* **STATED PROBLEM**: Copy each line containing the word "this" from the records that follow, please.

* **RECORDS TO PROCESS**:
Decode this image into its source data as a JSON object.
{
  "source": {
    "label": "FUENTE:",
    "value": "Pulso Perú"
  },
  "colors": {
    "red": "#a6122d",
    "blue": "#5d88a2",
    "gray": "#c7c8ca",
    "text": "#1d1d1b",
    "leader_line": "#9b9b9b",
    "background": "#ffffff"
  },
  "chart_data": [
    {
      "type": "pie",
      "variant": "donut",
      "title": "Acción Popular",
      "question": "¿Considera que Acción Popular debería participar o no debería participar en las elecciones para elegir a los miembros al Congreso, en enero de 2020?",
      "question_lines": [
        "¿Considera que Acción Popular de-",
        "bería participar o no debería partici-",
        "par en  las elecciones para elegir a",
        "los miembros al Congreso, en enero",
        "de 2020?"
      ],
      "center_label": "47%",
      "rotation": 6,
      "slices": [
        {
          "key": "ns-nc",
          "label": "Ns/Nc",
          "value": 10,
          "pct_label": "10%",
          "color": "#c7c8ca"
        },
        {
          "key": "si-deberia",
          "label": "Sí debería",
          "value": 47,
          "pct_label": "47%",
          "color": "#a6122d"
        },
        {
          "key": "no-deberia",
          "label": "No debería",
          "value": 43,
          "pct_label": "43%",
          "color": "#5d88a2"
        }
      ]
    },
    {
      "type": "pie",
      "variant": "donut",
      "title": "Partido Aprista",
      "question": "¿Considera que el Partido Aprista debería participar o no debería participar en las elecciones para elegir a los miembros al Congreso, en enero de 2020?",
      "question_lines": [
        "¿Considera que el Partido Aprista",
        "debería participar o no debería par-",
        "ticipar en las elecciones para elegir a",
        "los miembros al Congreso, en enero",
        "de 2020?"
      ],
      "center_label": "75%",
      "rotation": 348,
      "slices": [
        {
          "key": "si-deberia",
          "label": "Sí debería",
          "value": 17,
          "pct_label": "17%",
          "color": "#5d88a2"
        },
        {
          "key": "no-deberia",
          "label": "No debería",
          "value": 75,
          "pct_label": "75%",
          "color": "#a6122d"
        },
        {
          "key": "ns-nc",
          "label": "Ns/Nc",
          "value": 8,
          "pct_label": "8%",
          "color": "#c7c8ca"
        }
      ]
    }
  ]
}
--
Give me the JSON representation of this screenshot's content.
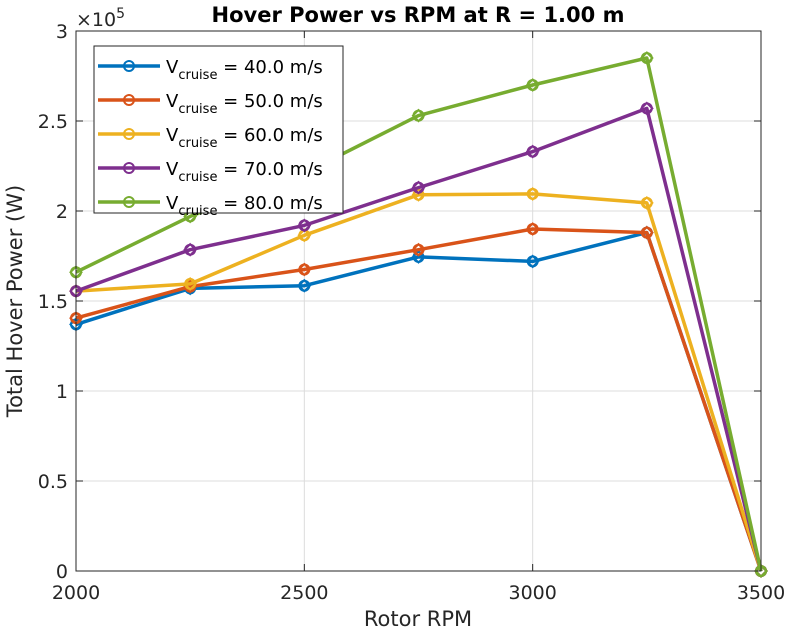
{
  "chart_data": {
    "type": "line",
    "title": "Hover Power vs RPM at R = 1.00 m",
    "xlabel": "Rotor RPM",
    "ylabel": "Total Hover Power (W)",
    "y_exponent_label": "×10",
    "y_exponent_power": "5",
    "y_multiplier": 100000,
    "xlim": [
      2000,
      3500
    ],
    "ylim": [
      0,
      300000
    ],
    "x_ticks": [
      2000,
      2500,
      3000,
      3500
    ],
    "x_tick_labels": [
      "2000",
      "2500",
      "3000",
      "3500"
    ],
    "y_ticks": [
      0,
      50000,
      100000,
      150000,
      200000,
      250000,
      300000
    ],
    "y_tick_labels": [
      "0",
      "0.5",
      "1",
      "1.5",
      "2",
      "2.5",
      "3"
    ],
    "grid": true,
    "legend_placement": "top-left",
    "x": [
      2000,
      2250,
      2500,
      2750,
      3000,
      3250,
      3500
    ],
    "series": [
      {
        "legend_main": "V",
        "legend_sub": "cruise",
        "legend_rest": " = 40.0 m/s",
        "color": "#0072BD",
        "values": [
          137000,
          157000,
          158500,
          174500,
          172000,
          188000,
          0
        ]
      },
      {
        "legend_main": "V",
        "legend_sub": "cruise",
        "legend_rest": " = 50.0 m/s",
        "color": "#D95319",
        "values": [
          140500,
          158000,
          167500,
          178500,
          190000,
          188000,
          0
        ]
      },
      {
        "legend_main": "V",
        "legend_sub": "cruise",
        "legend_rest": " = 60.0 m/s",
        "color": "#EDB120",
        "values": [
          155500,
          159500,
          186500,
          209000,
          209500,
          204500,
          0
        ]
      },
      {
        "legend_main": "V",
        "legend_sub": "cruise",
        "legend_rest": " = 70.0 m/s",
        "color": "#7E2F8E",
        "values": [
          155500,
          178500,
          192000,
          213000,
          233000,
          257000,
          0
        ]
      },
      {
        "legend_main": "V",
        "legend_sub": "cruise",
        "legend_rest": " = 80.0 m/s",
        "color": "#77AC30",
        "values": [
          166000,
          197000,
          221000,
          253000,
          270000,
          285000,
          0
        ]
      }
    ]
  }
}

* **THE OUTPUT**:
Decode this image into its source data as a JSON object.
Give me the JSON representation of this screenshot's content.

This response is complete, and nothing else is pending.